Work to do: Count how many lines hold the string "niat". Answer with that number and nothing more.

■ ■ ■ ■

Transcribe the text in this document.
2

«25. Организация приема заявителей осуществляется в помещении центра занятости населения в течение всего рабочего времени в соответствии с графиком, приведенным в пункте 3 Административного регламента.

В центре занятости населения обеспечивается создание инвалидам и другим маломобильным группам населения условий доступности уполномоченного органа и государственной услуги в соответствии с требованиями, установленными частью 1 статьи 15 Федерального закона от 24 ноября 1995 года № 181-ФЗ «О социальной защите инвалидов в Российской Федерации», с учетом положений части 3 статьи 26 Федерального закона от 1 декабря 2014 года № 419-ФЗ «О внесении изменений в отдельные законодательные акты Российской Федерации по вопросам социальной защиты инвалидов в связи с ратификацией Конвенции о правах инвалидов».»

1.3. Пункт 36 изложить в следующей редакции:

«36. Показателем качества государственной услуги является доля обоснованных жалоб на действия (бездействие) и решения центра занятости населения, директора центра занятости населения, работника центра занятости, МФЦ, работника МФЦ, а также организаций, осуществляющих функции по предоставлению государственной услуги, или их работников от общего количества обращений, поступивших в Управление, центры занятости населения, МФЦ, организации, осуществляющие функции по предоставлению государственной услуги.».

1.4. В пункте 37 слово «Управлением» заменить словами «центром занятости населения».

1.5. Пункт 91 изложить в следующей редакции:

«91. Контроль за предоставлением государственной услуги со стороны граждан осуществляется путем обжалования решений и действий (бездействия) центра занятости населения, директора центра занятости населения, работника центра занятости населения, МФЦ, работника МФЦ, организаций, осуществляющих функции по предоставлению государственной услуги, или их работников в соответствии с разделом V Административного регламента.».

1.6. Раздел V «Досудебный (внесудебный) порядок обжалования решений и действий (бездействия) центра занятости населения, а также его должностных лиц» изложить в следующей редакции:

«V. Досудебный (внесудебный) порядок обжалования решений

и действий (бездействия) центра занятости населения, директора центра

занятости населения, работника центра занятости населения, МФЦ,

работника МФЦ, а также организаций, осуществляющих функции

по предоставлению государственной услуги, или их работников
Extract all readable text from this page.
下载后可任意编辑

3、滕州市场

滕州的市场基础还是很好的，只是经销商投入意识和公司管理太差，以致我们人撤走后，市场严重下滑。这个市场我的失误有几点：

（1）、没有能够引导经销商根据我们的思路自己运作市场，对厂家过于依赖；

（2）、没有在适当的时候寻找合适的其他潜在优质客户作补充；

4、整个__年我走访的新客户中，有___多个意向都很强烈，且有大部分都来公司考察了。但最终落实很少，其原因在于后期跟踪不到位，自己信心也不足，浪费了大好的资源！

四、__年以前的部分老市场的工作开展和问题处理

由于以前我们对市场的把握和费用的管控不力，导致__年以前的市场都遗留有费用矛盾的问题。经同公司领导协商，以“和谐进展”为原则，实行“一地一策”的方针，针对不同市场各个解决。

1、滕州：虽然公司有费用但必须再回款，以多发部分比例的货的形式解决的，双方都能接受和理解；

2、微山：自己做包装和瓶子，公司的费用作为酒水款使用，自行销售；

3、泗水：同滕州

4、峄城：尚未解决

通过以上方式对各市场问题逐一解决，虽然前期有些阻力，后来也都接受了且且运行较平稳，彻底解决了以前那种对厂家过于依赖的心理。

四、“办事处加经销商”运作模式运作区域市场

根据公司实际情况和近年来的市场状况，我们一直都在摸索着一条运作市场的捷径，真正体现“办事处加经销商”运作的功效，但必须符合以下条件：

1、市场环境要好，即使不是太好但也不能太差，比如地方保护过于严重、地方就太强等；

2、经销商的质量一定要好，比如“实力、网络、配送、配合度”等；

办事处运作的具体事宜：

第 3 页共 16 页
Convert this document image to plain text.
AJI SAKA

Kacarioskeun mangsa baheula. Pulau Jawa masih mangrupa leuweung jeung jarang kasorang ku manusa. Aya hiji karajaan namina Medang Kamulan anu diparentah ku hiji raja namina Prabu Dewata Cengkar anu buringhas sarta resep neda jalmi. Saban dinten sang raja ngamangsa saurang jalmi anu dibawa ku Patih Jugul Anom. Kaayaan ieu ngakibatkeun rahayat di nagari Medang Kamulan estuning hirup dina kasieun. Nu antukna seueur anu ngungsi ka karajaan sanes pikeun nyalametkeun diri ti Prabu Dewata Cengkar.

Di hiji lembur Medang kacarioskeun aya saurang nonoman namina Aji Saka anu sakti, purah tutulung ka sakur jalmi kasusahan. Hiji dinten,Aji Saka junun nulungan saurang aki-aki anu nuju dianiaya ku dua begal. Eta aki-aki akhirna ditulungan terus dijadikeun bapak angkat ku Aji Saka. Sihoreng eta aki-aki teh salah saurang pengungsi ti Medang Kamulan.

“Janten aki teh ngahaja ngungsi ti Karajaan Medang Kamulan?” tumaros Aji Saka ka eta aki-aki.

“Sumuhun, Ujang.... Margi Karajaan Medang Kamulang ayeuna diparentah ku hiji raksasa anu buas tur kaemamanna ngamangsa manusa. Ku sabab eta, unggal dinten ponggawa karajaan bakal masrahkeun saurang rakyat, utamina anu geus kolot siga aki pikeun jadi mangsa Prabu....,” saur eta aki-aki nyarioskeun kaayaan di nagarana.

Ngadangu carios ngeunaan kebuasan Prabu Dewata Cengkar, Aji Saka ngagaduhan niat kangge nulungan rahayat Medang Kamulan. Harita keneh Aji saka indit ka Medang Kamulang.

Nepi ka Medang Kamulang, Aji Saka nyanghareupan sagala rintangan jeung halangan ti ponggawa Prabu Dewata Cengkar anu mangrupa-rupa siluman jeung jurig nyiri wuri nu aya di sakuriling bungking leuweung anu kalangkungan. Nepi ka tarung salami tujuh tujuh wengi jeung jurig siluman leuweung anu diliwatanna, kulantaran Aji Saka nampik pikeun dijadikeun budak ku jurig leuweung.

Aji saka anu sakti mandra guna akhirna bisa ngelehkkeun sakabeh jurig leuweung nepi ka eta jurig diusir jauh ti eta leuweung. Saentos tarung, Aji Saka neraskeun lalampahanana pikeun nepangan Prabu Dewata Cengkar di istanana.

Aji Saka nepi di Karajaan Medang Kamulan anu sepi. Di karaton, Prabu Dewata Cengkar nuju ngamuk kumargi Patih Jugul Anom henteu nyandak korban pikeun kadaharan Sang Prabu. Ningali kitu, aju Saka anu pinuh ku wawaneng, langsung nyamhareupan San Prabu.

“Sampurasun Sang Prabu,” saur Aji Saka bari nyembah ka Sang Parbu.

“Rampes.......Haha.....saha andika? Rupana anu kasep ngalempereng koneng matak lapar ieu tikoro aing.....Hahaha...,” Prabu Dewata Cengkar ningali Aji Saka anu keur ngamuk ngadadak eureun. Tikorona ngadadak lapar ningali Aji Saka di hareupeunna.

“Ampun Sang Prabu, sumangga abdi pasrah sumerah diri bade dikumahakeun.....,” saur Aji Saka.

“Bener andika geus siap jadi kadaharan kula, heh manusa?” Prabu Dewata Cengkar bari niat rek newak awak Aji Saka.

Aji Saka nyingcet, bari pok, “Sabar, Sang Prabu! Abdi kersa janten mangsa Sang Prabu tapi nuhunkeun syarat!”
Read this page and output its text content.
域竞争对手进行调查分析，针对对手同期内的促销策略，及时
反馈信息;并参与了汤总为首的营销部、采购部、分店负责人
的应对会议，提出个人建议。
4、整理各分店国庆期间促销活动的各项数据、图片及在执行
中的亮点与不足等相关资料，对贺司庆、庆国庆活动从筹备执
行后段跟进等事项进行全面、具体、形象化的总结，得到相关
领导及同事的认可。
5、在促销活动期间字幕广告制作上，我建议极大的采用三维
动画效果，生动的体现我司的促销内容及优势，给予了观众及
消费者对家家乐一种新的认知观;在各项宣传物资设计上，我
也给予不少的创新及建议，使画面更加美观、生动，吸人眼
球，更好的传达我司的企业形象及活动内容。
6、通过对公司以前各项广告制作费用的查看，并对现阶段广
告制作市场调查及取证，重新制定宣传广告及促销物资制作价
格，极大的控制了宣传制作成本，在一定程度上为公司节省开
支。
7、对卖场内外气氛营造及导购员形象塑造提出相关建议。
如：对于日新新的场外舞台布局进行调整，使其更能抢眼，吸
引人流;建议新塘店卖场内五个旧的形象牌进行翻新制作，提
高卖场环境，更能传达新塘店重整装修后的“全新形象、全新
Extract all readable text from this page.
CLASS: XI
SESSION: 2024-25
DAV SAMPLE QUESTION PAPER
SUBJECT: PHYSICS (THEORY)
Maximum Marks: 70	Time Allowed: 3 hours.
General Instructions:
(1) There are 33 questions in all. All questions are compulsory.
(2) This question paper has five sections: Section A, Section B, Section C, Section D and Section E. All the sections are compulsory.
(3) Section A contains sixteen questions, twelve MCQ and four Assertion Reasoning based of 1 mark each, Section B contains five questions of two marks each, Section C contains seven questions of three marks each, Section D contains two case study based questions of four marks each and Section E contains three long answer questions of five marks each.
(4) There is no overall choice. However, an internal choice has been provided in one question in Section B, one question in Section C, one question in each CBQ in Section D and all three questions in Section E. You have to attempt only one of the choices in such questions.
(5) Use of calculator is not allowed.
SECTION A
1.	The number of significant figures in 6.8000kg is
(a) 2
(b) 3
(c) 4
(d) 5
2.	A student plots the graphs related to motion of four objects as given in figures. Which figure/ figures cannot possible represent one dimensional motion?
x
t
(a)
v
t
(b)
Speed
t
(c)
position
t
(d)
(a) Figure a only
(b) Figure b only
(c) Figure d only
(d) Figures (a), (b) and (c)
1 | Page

■ ■ ■ ■

Exercise result: 2